- [What you will do]:
Exclude the pictures; give every entry again exactly as written.

- [Data extracted from a collection]:
★ ★ ★

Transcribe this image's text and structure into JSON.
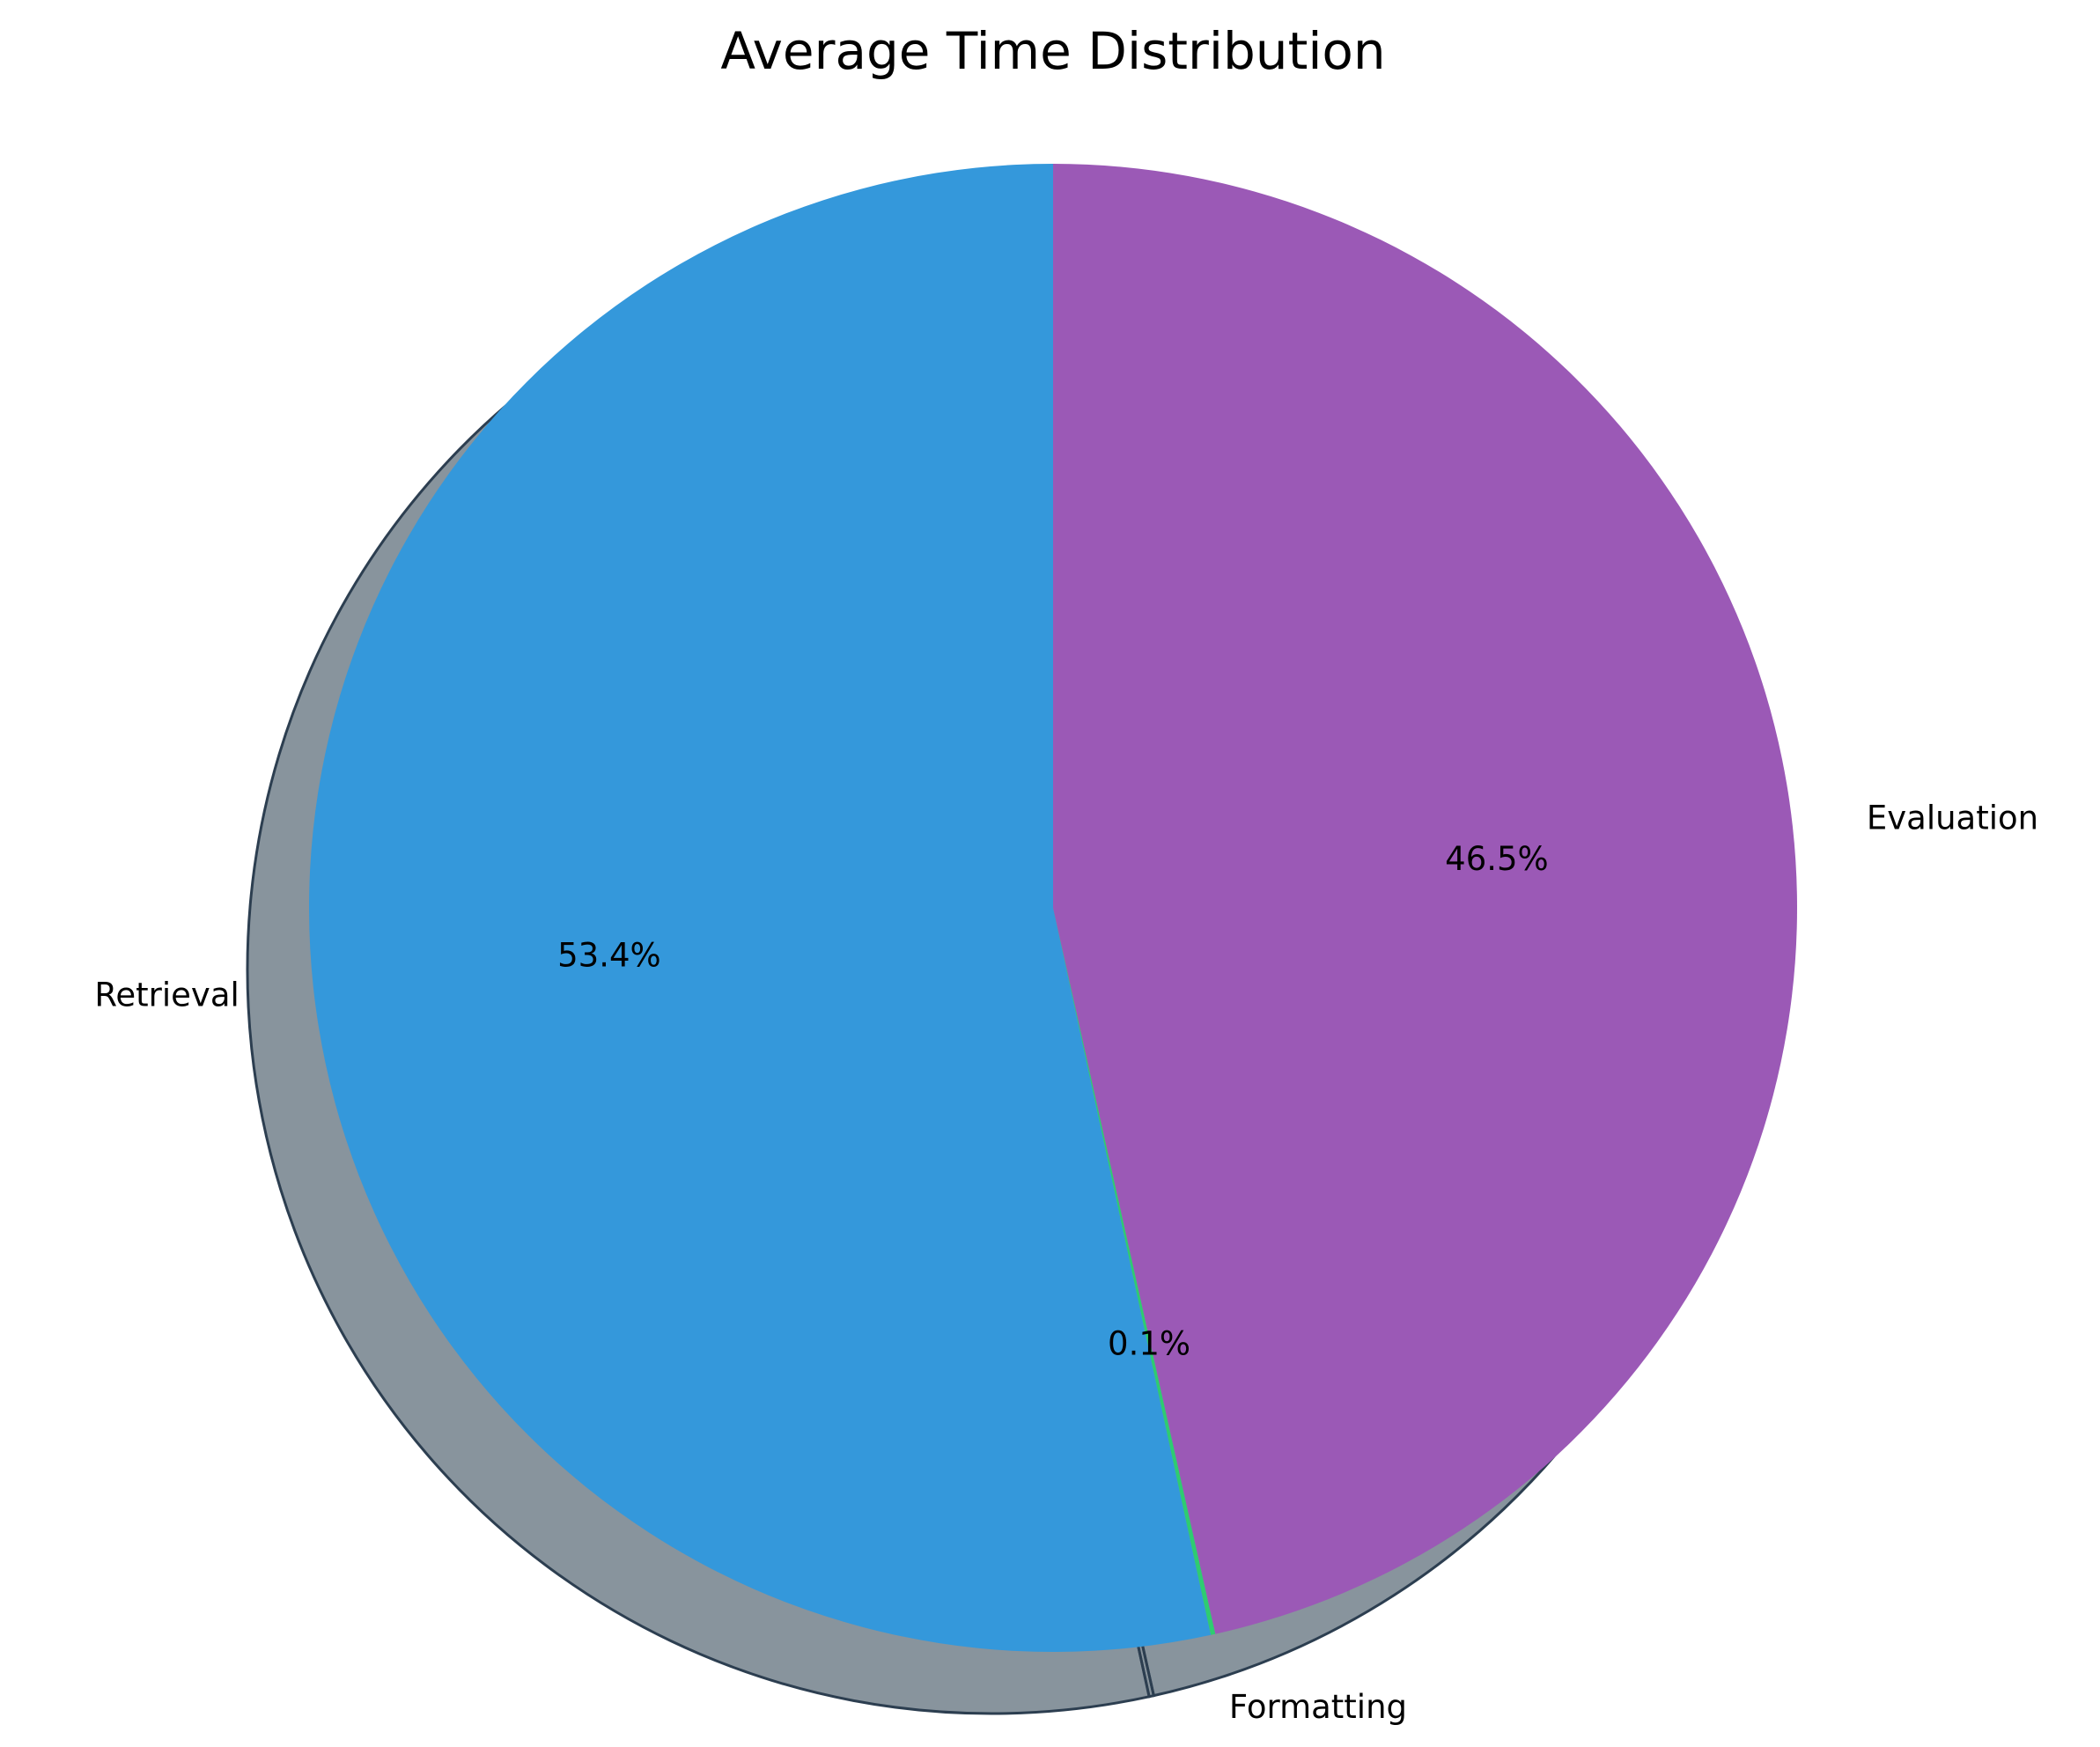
{
  "chart_data": {
    "type": "pie",
    "title": "Average Time Distribution",
    "slices": [
      {
        "label": "Retrieval",
        "value": 53.4,
        "pct_text": "53.4%",
        "color": "#3498db"
      },
      {
        "label": "Formatting",
        "value": 0.1,
        "pct_text": "0.1%",
        "color": "#2ecc71"
      },
      {
        "label": "Evaluation",
        "value": 46.5,
        "pct_text": "46.5%",
        "color": "#9b59b6"
      }
    ],
    "start_angle": 90,
    "direction": "counterclockwise",
    "shadow": true,
    "legend": "none"
  }
}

★ ★ ★

- [Task output]:
Transcribe this image's text and structure into JSON.
{
  "chart_data": {
    "type": "pie",
    "title": "Average Time Distribution",
    "slices": [
      {
        "label": "Retrieval",
        "value": 53.4,
        "pct_text": "53.4%",
        "color": "#3498db"
      },
      {
        "label": "Formatting",
        "value": 0.1,
        "pct_text": "0.1%",
        "color": "#2ecc71"
      },
      {
        "label": "Evaluation",
        "value": 46.5,
        "pct_text": "46.5%",
        "color": "#9b59b6"
      }
    ],
    "start_angle": 90,
    "direction": "counterclockwise",
    "shadow": true,
    "legend": "none"
  }
}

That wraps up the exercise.